■ Required work
Check every line of the entries below for the word "this", and copy the ones that have it.

■ Records to process

====

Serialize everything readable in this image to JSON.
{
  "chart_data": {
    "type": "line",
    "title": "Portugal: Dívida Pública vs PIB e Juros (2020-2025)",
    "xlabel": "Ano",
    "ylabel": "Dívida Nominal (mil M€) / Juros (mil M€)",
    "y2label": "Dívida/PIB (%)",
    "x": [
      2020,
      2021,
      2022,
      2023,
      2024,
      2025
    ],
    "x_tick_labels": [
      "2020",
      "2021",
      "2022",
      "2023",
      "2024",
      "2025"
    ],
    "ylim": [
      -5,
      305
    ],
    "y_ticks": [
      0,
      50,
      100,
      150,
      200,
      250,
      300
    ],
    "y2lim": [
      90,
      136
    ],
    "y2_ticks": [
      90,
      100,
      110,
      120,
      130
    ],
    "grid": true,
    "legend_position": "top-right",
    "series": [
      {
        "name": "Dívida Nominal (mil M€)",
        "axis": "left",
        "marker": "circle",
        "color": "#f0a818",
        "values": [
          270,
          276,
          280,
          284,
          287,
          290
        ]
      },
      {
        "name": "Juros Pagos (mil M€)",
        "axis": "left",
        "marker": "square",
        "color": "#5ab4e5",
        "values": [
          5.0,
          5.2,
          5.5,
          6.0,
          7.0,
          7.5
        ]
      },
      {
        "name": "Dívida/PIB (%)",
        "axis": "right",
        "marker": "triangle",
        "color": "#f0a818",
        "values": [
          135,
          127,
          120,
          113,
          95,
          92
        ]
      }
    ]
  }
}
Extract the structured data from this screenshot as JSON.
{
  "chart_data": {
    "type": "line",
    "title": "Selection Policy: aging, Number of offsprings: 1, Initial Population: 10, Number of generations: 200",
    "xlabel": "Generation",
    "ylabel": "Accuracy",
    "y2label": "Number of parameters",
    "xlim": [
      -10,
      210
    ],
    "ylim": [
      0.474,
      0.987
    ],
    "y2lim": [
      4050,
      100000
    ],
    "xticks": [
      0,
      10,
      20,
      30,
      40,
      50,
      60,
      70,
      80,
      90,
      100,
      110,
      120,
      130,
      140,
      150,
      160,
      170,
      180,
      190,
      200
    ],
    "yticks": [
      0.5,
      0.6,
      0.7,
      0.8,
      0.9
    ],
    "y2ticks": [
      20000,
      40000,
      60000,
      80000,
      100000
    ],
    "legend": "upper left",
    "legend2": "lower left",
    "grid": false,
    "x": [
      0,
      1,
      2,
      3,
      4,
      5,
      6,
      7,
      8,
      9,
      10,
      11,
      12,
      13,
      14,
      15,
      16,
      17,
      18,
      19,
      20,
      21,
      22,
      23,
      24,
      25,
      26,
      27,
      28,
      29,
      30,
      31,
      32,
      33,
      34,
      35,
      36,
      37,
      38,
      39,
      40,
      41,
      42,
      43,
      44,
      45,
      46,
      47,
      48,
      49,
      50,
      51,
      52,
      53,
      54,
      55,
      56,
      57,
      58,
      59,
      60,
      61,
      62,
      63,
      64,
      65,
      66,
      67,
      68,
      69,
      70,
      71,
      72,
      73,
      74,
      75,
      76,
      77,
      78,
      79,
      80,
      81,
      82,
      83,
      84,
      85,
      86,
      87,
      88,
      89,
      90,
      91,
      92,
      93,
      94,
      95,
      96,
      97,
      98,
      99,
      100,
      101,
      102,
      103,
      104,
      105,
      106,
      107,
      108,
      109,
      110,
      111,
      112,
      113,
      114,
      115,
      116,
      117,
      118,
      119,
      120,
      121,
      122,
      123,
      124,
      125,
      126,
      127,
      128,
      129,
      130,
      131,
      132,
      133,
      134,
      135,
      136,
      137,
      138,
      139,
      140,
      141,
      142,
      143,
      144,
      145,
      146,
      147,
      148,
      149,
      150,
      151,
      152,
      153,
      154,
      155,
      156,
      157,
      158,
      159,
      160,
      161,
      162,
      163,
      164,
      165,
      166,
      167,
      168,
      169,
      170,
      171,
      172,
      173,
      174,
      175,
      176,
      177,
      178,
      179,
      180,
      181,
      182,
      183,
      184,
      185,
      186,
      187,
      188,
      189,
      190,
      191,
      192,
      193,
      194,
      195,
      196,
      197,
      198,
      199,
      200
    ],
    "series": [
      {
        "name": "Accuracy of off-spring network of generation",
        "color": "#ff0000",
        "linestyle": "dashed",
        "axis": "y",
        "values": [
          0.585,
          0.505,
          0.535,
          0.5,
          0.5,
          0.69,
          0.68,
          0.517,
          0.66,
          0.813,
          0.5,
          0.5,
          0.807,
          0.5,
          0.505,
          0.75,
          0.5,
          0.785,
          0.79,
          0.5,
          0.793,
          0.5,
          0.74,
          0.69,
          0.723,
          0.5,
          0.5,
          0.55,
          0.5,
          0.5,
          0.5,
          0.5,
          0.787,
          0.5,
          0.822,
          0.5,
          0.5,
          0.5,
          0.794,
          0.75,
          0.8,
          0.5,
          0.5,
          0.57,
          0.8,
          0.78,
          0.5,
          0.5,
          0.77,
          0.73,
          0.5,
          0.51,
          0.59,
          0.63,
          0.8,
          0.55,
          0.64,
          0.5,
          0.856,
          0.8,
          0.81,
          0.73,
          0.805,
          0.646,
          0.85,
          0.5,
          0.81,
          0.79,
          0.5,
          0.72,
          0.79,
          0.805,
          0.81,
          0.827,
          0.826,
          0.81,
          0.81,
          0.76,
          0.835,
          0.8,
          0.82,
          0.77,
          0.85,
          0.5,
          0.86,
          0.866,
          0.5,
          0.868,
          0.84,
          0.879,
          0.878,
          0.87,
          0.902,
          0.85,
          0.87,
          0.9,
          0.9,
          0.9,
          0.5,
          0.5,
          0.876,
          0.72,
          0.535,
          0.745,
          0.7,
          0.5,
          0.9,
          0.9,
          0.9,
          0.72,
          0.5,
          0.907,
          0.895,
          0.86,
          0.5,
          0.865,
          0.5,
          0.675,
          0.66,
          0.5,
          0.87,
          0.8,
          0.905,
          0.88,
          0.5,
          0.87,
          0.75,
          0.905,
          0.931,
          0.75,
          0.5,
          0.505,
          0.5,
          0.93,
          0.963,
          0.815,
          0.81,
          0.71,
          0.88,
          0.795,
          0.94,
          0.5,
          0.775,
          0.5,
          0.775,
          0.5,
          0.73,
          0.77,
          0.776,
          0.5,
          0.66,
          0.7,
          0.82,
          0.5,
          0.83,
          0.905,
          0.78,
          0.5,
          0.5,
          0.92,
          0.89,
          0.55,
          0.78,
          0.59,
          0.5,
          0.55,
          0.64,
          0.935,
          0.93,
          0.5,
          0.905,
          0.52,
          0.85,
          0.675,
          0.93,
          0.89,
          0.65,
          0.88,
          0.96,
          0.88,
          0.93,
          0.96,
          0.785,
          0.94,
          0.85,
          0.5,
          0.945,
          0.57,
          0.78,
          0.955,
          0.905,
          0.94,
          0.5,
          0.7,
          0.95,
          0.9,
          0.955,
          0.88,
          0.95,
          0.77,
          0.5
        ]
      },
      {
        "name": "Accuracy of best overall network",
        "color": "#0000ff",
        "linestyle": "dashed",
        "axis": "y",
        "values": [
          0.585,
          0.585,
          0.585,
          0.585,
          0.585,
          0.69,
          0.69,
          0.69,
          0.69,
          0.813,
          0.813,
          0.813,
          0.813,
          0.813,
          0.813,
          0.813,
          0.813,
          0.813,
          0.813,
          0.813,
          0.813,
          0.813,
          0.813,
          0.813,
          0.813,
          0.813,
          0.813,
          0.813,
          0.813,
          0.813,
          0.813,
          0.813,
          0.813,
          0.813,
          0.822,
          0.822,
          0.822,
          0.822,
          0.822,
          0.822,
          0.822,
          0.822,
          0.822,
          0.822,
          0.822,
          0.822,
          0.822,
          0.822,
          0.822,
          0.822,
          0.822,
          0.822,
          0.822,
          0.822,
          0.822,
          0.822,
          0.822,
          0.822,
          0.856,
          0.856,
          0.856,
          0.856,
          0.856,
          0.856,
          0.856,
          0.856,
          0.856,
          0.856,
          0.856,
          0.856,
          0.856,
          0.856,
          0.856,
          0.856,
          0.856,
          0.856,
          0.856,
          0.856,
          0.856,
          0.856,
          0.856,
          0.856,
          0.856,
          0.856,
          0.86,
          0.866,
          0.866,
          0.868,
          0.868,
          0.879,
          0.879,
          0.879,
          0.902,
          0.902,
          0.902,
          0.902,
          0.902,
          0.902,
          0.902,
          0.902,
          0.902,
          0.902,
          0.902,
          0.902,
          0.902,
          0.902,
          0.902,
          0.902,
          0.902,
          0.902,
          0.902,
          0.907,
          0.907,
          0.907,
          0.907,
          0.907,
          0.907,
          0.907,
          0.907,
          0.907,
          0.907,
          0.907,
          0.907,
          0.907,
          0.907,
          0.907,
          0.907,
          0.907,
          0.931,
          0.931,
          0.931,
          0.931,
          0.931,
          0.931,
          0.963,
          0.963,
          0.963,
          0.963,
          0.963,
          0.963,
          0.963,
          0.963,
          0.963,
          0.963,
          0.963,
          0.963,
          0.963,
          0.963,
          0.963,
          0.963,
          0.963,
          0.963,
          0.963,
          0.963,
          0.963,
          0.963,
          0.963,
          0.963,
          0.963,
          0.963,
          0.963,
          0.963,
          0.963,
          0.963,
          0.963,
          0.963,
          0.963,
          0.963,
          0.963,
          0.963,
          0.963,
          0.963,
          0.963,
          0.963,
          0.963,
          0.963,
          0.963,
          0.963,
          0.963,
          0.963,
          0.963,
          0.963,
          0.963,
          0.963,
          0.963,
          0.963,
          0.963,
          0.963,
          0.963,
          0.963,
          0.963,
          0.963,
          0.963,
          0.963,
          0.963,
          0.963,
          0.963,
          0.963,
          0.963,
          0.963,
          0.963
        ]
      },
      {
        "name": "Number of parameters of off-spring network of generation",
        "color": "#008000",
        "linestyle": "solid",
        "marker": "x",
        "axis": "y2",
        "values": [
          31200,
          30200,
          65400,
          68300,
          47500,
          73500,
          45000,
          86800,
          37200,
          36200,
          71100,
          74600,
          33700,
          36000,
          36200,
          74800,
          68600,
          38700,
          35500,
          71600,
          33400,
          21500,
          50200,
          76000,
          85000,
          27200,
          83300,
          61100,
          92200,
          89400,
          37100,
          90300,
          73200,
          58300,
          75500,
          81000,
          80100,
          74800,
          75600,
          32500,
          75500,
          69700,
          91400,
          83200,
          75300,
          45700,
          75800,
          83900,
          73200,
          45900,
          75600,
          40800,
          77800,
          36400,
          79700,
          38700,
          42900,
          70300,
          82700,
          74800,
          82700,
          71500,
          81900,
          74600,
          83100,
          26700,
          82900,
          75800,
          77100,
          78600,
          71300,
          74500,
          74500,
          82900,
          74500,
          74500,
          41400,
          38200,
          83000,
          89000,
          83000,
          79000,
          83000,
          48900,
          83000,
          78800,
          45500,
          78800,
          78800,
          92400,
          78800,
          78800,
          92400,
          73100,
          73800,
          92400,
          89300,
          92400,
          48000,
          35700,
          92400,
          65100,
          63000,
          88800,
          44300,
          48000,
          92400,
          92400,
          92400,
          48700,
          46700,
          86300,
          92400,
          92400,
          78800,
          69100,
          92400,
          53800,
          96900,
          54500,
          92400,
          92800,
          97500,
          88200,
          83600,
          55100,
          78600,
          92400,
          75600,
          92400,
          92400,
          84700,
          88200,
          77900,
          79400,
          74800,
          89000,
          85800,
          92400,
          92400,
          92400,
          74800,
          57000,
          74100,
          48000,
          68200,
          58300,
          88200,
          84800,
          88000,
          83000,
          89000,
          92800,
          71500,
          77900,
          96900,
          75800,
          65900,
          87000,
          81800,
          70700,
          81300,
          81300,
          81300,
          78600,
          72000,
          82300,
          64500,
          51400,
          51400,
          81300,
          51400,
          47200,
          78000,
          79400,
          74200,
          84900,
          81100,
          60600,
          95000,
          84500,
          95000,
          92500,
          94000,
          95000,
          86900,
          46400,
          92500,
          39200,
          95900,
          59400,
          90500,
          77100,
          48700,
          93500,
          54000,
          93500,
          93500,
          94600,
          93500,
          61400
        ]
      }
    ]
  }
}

====

■ The answer
Serialize everything readable in this image to JSON.
Extract the structured data from this screenshot as JSON.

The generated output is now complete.